# [SHORT TASK]
Copy out all of the material exactly.

# [INPUT FOR THIS TASK]
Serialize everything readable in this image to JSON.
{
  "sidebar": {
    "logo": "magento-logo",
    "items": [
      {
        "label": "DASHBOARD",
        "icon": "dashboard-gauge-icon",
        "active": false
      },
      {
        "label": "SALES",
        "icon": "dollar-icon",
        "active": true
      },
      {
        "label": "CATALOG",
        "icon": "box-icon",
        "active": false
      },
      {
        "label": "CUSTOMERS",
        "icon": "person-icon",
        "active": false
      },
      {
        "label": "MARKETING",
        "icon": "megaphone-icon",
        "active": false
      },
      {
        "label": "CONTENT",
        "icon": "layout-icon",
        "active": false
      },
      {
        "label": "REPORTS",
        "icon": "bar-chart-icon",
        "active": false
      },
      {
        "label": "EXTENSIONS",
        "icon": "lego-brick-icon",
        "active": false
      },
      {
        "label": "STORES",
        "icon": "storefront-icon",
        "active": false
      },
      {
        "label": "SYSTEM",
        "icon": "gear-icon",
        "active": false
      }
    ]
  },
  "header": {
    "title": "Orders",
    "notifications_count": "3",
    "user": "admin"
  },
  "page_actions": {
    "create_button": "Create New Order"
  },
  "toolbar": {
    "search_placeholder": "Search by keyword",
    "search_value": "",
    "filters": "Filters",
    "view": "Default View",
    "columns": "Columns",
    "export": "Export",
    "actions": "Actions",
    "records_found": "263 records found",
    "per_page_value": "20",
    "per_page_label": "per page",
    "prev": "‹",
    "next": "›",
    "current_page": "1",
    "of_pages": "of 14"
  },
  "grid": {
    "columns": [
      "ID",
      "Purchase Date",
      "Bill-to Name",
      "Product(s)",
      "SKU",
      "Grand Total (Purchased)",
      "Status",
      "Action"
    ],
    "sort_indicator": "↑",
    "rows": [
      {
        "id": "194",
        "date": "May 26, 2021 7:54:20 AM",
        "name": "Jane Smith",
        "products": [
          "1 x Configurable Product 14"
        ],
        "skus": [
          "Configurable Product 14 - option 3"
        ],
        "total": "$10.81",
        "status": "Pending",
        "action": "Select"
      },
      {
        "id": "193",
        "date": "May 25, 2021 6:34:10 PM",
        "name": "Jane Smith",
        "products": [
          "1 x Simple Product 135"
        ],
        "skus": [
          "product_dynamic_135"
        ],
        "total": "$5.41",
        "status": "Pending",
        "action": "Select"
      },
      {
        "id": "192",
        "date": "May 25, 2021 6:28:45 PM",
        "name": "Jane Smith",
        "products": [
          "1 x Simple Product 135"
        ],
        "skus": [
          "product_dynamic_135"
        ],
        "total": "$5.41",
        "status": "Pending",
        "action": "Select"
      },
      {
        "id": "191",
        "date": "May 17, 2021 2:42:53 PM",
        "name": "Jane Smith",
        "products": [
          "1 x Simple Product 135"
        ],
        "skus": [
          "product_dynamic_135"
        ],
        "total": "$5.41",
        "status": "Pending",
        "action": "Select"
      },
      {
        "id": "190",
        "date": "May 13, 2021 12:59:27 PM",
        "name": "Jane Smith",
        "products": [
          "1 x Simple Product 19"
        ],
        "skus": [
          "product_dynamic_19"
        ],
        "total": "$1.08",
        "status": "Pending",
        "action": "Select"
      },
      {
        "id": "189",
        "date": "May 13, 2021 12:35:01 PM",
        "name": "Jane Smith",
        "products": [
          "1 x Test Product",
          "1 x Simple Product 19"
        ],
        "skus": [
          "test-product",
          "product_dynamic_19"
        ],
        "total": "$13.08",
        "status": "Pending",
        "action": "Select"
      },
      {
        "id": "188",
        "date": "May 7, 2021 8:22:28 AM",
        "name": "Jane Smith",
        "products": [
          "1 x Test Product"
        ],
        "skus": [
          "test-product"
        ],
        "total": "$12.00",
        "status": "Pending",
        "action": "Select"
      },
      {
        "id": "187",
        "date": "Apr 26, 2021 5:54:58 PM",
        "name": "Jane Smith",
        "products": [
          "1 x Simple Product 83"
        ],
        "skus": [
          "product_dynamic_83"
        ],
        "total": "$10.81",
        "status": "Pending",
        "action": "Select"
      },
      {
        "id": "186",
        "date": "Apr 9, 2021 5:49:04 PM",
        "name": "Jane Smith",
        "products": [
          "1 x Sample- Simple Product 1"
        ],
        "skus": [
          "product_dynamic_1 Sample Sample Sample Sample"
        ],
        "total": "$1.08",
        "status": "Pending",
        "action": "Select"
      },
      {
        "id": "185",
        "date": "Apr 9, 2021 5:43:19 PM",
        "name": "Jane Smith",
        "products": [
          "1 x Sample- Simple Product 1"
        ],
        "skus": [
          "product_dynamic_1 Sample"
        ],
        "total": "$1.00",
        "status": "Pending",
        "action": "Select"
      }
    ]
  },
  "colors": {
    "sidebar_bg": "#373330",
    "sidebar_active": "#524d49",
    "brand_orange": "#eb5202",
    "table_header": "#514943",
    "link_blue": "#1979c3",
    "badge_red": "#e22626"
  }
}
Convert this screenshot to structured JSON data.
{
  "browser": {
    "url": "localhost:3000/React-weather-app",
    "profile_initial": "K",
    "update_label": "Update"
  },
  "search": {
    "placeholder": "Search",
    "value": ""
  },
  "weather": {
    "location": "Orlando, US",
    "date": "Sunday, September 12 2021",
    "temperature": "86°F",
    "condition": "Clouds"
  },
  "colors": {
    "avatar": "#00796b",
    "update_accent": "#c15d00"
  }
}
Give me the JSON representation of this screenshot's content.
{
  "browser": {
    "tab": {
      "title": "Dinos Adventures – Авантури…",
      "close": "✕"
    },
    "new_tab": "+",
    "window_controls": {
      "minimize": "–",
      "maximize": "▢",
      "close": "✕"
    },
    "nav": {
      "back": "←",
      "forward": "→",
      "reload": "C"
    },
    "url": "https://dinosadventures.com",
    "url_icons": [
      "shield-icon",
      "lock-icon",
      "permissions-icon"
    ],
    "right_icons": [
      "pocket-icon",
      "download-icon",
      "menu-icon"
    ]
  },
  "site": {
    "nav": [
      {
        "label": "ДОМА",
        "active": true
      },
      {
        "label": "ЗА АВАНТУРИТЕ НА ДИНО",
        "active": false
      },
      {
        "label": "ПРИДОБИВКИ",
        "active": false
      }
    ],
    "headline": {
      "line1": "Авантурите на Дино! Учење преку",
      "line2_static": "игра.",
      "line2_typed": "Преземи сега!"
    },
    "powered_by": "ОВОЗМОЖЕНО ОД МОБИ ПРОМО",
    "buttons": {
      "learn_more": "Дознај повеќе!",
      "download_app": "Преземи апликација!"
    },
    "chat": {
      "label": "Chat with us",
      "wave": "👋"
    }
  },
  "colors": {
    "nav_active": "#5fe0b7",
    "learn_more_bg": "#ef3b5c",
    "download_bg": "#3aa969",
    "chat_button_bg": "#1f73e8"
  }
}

# [REPLY TO THE EXERCISE]
Serialize everything readable in this image to JSON.
{
  "sidebar": {
    "logo": "magento-logo",
    "items": [
      {
        "label": "DASHBOARD",
        "icon": "dashboard-gauge-icon",
        "active": false
      },
      {
        "label": "SALES",
        "icon": "dollar-icon",
        "active": true
      },
      {
        "label": "CATALOG",
        "icon": "box-icon",
        "active": false
      },
      {
        "label": "CUSTOMERS",
        "icon": "person-icon",
        "active": false
      },
      {
        "label": "MARKETING",
        "icon": "megaphone-icon",
        "active": false
      },
      {
        "label": "CONTENT",
        "icon": "layout-icon",
        "active": false
      },
      {
        "label": "REPORTS",
        "icon": "bar-chart-icon",
        "active": false
      },
      {
        "label": "EXTENSIONS",
        "icon": "lego-brick-icon",
        "active": false
      },
      {
        "label": "STORES",
        "icon": "storefront-icon",
        "active": false
      },
      {
        "label": "SYSTEM",
        "icon": "gear-icon",
        "active": false
      }
    ]
  },
  "header": {
    "title": "Orders",
    "notifications_count": "3",
    "user": "admin"
  },
  "page_actions": {
    "create_button": "Create New Order"
  },
  "toolbar": {
    "search_placeholder": "Search by keyword",
    "search_value": "",
    "filters": "Filters",
    "view": "Default View",
    "columns": "Columns",
    "export": "Export",
    "actions": "Actions",
    "records_found": "263 records found",
    "per_page_value": "20",
    "per_page_label": "per page",
    "prev": "‹",
    "next": "›",
    "current_page": "1",
    "of_pages": "of 14"
  },
  "grid": {
    "columns": [
      "ID",
      "Purchase Date",
      "Bill-to Name",
      "Product(s)",
      "SKU",
      "Grand Total (Purchased)",
      "Status",
      "Action"
    ],
    "sort_indicator": "↑",
    "rows": [
      {
        "id": "194",
        "date": "May 26, 2021 7:54:20 AM",
        "name": "Jane Smith",
        "products": [
          "1 x Configurable Product 14"
        ],
        "skus": [
          "Configurable Product 14 - option 3"
        ],
        "total": "$10.81",
        "status": "Pending",
        "action": "Select"
      },
      {
        "id": "193",
        "date": "May 25, 2021 6:34:10 PM",
        "name": "Jane Smith",
        "products": [
          "1 x Simple Product 135"
        ],
        "skus": [
          "product_dynamic_135"
        ],
        "total": "$5.41",
        "status": "Pending",
        "action": "Select"
      },
      {
        "id": "192",
        "date": "May 25, 2021 6:28:45 PM",
        "name": "Jane Smith",
        "products": [
          "1 x Simple Product 135"
        ],
        "skus": [
          "product_dynamic_135"
        ],
        "total": "$5.41",
        "status": "Pending",
        "action": "Select"
      },
      {
        "id": "191",
        "date": "May 17, 2021 2:42:53 PM",
        "name": "Jane Smith",
        "products": [
          "1 x Simple Product 135"
        ],
        "skus": [
          "product_dynamic_135"
        ],
        "total": "$5.41",
        "status": "Pending",
        "action": "Select"
      },
      {
        "id": "190",
        "date": "May 13, 2021 12:59:27 PM",
        "name": "Jane Smith",
        "products": [
          "1 x Simple Product 19"
        ],
        "skus": [
          "product_dynamic_19"
        ],
        "total": "$1.08",
        "status": "Pending",
        "action": "Select"
      },
      {
        "id": "189",
        "date": "May 13, 2021 12:35:01 PM",
        "name": "Jane Smith",
        "products": [
          "1 x Test Product",
          "1 x Simple Product 19"
        ],
        "skus": [
          "test-product",
          "product_dynamic_19"
        ],
        "total": "$13.08",
        "status": "Pending",
        "action": "Select"
      },
      {
        "id": "188",
        "date": "May 7, 2021 8:22:28 AM",
        "name": "Jane Smith",
        "products": [
          "1 x Test Product"
        ],
        "skus": [
          "test-product"
        ],
        "total": "$12.00",
        "status": "Pending",
        "action": "Select"
      },
      {
        "id": "187",
        "date": "Apr 26, 2021 5:54:58 PM",
        "name": "Jane Smith",
        "products": [
          "1 x Simple Product 83"
        ],
        "skus": [
          "product_dynamic_83"
        ],
        "total": "$10.81",
        "status": "Pending",
        "action": "Select"
      },
      {
        "id": "186",
        "date": "Apr 9, 2021 5:49:04 PM",
        "name": "Jane Smith",
        "products": [
          "1 x Sample- Simple Product 1"
        ],
        "skus": [
          "product_dynamic_1 Sample Sample Sample Sample"
        ],
        "total": "$1.08",
        "status": "Pending",
        "action": "Select"
      },
      {
        "id": "185",
        "date": "Apr 9, 2021 5:43:19 PM",
        "name": "Jane Smith",
        "products": [
          "1 x Sample- Simple Product 1"
        ],
        "skus": [
          "product_dynamic_1 Sample"
        ],
        "total": "$1.00",
        "status": "Pending",
        "action": "Select"
      }
    ]
  },
  "colors": {
    "sidebar_bg": "#373330",
    "sidebar_active": "#524d49",
    "brand_orange": "#eb5202",
    "table_header": "#514943",
    "link_blue": "#1979c3",
    "badge_red": "#e22626"
  }
}
Convert this screenshot to structured JSON data.
{
  "browser": {
    "url": "localhost:3000/React-weather-app",
    "profile_initial": "K",
    "update_label": "Update"
  },
  "search": {
    "placeholder": "Search",
    "value": ""
  },
  "weather": {
    "location": "Orlando, US",
    "date": "Sunday, September 12 2021",
    "temperature": "86°F",
    "condition": "Clouds"
  },
  "colors": {
    "avatar": "#00796b",
    "update_accent": "#c15d00"
  }
}
Give me the JSON representation of this screenshot's content.
{
  "browser": {
    "tab": {
      "title": "Dinos Adventures – Авантури…",
      "close": "✕"
    },
    "new_tab": "+",
    "window_controls": {
      "minimize": "–",
      "maximize": "▢",
      "close": "✕"
    },
    "nav": {
      "back": "←",
      "forward": "→",
      "reload": "C"
    },
    "url": "https://dinosadventures.com",
    "url_icons": [
      "shield-icon",
      "lock-icon",
      "permissions-icon"
    ],
    "right_icons": [
      "pocket-icon",
      "download-icon",
      "menu-icon"
    ]
  },
  "site": {
    "nav": [
      {
        "label": "ДОМА",
        "active": true
      },
      {
        "label": "ЗА АВАНТУРИТЕ НА ДИНО",
        "active": false
      },
      {
        "label": "ПРИДОБИВКИ",
        "active": false
      }
    ],
    "headline": {
      "line1": "Авантурите на Дино! Учење преку",
      "line2_static": "игра.",
      "line2_typed": "Преземи сега!"
    },
    "powered_by": "ОВОЗМОЖЕНО ОД МОБИ ПРОМО",
    "buttons": {
      "learn_more": "Дознај повеќе!",
      "download_app": "Преземи апликација!"
    },
    "chat": {
      "label": "Chat with us",
      "wave": "👋"
    }
  },
  "colors": {
    "nav_active": "#5fe0b7",
    "learn_more_bg": "#ef3b5c",
    "download_bg": "#3aa969",
    "chat_button_bg": "#1f73e8"
  }
}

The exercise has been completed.